List all lines of the data containing the word "title".

Stored data |
— start —

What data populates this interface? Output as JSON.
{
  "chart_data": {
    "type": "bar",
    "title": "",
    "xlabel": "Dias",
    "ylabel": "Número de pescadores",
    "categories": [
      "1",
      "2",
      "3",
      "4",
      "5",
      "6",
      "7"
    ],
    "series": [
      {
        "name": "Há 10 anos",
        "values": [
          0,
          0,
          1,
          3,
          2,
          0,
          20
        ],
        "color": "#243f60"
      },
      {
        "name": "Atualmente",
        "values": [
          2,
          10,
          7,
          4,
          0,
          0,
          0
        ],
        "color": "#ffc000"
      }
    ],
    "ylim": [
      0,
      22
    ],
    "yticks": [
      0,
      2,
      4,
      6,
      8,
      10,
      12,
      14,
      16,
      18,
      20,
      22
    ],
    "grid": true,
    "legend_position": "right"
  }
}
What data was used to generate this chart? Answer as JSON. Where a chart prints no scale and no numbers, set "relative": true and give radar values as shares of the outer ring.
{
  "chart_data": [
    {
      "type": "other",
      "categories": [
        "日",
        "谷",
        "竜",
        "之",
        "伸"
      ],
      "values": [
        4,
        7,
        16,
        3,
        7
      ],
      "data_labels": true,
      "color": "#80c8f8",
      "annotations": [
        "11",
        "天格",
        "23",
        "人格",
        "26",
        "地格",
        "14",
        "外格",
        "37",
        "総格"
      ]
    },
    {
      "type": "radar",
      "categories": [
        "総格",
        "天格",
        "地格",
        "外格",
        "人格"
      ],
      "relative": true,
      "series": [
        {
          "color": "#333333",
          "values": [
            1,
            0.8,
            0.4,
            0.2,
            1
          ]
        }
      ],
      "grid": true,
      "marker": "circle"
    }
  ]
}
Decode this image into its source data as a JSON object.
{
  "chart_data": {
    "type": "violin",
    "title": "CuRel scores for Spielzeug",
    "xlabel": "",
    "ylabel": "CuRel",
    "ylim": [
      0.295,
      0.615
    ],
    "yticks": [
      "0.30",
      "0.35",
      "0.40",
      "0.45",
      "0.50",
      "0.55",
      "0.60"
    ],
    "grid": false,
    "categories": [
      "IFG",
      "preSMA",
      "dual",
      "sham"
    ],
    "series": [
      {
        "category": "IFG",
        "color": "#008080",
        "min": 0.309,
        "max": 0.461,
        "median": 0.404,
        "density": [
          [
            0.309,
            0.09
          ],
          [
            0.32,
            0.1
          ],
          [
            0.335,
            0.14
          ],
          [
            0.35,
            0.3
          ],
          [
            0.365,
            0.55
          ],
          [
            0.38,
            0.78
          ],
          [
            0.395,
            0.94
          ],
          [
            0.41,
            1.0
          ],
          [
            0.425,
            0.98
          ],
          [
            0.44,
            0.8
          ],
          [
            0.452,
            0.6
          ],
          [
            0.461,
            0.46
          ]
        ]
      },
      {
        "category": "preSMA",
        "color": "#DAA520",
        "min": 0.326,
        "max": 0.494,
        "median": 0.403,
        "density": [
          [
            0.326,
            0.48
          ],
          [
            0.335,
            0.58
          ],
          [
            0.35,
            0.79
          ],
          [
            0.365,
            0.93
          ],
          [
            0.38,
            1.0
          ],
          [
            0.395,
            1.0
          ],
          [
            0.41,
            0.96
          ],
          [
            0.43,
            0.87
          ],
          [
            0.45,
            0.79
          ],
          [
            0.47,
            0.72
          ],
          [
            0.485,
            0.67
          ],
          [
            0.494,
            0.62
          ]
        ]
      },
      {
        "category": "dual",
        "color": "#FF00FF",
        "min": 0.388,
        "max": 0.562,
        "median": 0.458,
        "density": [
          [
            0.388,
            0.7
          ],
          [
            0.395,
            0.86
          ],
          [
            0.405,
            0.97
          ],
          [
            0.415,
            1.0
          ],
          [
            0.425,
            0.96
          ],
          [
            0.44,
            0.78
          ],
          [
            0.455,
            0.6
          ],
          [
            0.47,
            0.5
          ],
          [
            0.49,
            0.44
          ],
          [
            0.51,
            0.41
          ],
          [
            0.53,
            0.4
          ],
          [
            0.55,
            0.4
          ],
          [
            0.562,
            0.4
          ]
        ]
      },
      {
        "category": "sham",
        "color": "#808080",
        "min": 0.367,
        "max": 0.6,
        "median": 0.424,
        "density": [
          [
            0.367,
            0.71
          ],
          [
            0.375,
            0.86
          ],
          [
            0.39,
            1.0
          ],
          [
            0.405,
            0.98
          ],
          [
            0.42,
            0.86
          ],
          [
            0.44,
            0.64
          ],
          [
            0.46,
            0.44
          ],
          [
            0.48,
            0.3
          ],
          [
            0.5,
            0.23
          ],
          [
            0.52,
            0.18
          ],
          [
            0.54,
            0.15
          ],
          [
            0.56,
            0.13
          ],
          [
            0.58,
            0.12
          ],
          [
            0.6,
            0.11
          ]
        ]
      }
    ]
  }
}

— end —

Answer for this exercise |
    "title": "",
    "title": "CuRel scores for Spielzeug",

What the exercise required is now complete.